» **PROBLEM TO SOLVE**
The listing below must be repeated word for word, with its images excluded.

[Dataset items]
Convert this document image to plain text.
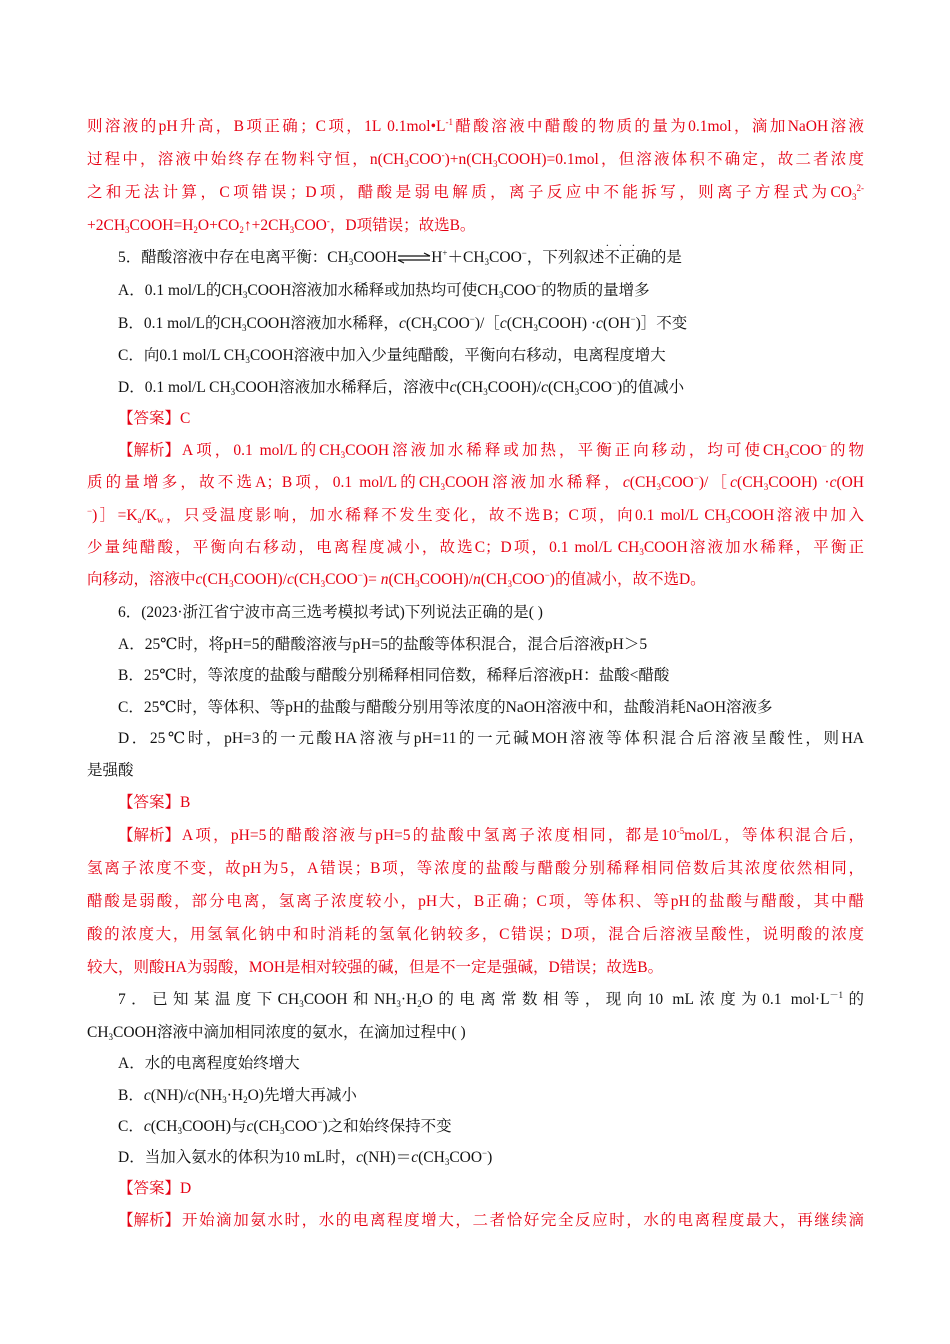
则溶液的pH升高，B项正确；C项，1L $0.1mol•L^{-1}$醋酸溶液中醋酸的物质的量为0.1mol，滴加NaOH溶液
过程中，溶液中始终存在物料守恒，$n(CH_3COO^-)+n(CH_3COOH)=0.1mol$，但溶液体积不确定，故二者浓度
之和无法计算，C项错误；D项，醋酸是弱电解质，离子反应中不能拆写，则离子方程式为$CO_3^{2-}$
$+2CH_3COOH=H_2O+CO_2↑+2CH_3COO^-$，D项错误；故选B。
5．醋酸溶液中存在电离平衡：$CH_3COOH\rightleftharpoons H^++CH_3COO^-$，下列叙述· · 不正确的是
A．0.1 mol/L的$CH_3COOH$溶液加水稀释或加热均可使$CH_3COO^-$的物质的量增多
B．0.1 mol/L的$CH_3COOH$溶液加水稀释，$c(CH_3COO^-)/[c(CH_3COOH)$ ·c(OH−)］不变
C．向0.1 mol/L $CH_3COOH$溶液中加入少量纯醋酸，平衡向右移动，电离程度增大
D．0.1 mol/L $CH_3COOH$溶液加水稀释后，溶液中$c(CH_3COOH)/c(CH_3COO^-)$的值减小
【答案】C
【解析】 A项，0.1 mol/L的$CH_3COOH$溶液加水稀释或加热，平衡正向移动，均可使$CH_3COO^-$的物
质的量增多，故不选A；B项，0.1 mol/L的$CH_3COOH$溶液加水稀释，$c(CH_3COO^-)/[c(CH_3COOH) \cdot c(OH$
$^-)]=K_a/K_w$，只受温度影响，加水稀释不发生变化，故不选B；C项，向0.1 mol/L $CH_3COOH$溶液中加入
少量纯醋酸，平衡向右移动，电离程度减小，故选C；D项，0.1 mol/L $CH_3COOH$溶液加水稀释，平衡正
向移动，溶液中$c(CH_3COOH)/c(CH_3COO^-)=$ $n(CH_3COOH)/n(CH_3COO^-)$的值减小，故不选D。
6．(2023·浙江省宁波市高三选考模拟考试)下列说法正确的是( )
A．25℃时，将pH=5的醋酸溶液与pH=5的盐酸等体积混合，混合后溶液pH＞5
B．25℃时，等浓度的盐酸与醋酸分别稀释相同倍数，稀释后溶液pH：盐酸<醋酸
C．25℃时，等体积、等pH的盐酸与醋酸分别用等浓度的NaOH溶液中和，盐酸消耗NaOH溶液多
D．25℃时，pH=3的一元酸HA溶液与pH=11的一元碱MOH溶液等体积混合后溶液呈酸性，则HA
是强酸
【答案】B
【解析】 A项，pH=5的醋酸溶液与pH=5的盐酸中氢离子浓度相同，都是$10^{-5}mol/L$，等体积混合后，
氢离子浓度不变，故pH为5，A错误；B项，等浓度的盐酸与醋酸分别稀释相同倍数后其浓度依然相同，
醋酸是弱酸，部分电离，氢离子浓度较小，pH大，B正确；C项，等体积、等pH的盐酸与醋酸，其中醋
酸的浓度大，用氢氧化钠中和时消耗的氢氧化钠较多，C错误；D项，混合后溶液呈酸性，说明酸的浓度
较大，则酸HA为弱酸，MOH是相对较强的碱，但是不一定是强碱，D错误；故选B。
7．已知某温度下$CH_3COOH$和$NH_3\cdot H_2O$的电离常数相等，现向10 mL浓度为0.1 $mol\cdot L^{-1}$的
$CH_3COOH$溶液中滴加相同浓度的氨水，在滴加过程中( )
A．水的电离程度始终增大
B．$c(NH)/c(NH_3\cdot H_2O)$先增大再减小
C．$c(CH_3COOH)$与$c(CH_3COO^-)$之和始终保持不变
D．当加入氨水的体积为10 mL时，$c(NH)=c(CH_3COO^-)$
【答案】D
【解析】 开始滴加氨水时，水的电离程度增大，二者恰好完全反应时，水的电离程度最大，再继续滴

» **EXPECTED ANSWER**
Convert this document image to plain text.
则溶液的pH升高，B项正确；C项，1L $0.1mol•L^{-1}$醋酸溶液中醋酸的物质的量为0.1mol，滴加NaOH溶液
过程中，溶液中始终存在物料守恒，$n(CH_3COO^-)+n(CH_3COOH)=0.1mol$，但溶液体积不确定，故二者浓度
之和无法计算，C项错误；D项，醋酸是弱电解质，离子反应中不能拆写，则离子方程式为$CO_3^{2-}$
$+2CH_3COOH=H_2O+CO_2↑+2CH_3COO^-$，D项错误；故选B。
5．醋酸溶液中存在电离平衡：$CH_3COOH\rightleftharpoons H^++CH_3COO^-$，下列叙述· · 不正确的是
A．0.1 mol/L的$CH_3COOH$溶液加水稀释或加热均可使$CH_3COO^-$的物质的量增多
B．0.1 mol/L的$CH_3COOH$溶液加水稀释，$c(CH_3COO^-)/[c(CH_3COOH)$ ·c(OH−)］不变
C．向0.1 mol/L $CH_3COOH$溶液中加入少量纯醋酸，平衡向右移动，电离程度增大
D．0.1 mol/L $CH_3COOH$溶液加水稀释后，溶液中$c(CH_3COOH)/c(CH_3COO^-)$的值减小
【答案】C
【解析】 A项，0.1 mol/L的$CH_3COOH$溶液加水稀释或加热，平衡正向移动，均可使$CH_3COO^-$的物
质的量增多，故不选A；B项，0.1 mol/L的$CH_3COOH$溶液加水稀释，$c(CH_3COO^-)/[c(CH_3COOH) \cdot c(OH$
$^-)]=K_a/K_w$，只受温度影响，加水稀释不发生变化，故不选B；C项，向0.1 mol/L $CH_3COOH$溶液中加入
少量纯醋酸，平衡向右移动，电离程度减小，故选C；D项，0.1 mol/L $CH_3COOH$溶液加水稀释，平衡正
向移动，溶液中$c(CH_3COOH)/c(CH_3COO^-)=$ $n(CH_3COOH)/n(CH_3COO^-)$的值减小，故不选D。
6．(2023·浙江省宁波市高三选考模拟考试)下列说法正确的是( )
A．25℃时，将pH=5的醋酸溶液与pH=5的盐酸等体积混合，混合后溶液pH＞5
B．25℃时，等浓度的盐酸与醋酸分别稀释相同倍数，稀释后溶液pH：盐酸<醋酸
C．25℃时，等体积、等pH的盐酸与醋酸分别用等浓度的NaOH溶液中和，盐酸消耗NaOH溶液多
D．25℃时，pH=3的一元酸HA溶液与pH=11的一元碱MOH溶液等体积混合后溶液呈酸性，则HA
是强酸
【答案】B
【解析】 A项，pH=5的醋酸溶液与pH=5的盐酸中氢离子浓度相同，都是$10^{-5}mol/L$，等体积混合后，
氢离子浓度不变，故pH为5，A错误；B项，等浓度的盐酸与醋酸分别稀释相同倍数后其浓度依然相同，
醋酸是弱酸，部分电离，氢离子浓度较小，pH大，B正确；C项，等体积、等pH的盐酸与醋酸，其中醋
酸的浓度大，用氢氧化钠中和时消耗的氢氧化钠较多，C错误；D项，混合后溶液呈酸性，说明酸的浓度
较大，则酸HA为弱酸，MOH是相对较强的碱，但是不一定是强碱，D错误；故选B。
7．已知某温度下$CH_3COOH$和$NH_3\cdot H_2O$的电离常数相等，现向10 mL浓度为0.1 $mol\cdot L^{-1}$的
$CH_3COOH$溶液中滴加相同浓度的氨水，在滴加过程中( )
A．水的电离程度始终增大
B．$c(NH)/c(NH_3\cdot H_2O)$先增大再减小
C．$c(CH_3COOH)$与$c(CH_3COO^-)$之和始终保持不变
D．当加入氨水的体积为10 mL时，$c(NH)=c(CH_3COO^-)$
【答案】D
【解析】 开始滴加氨水时，水的电离程度增大，二者恰好完全反应时，水的电离程度最大，再继续滴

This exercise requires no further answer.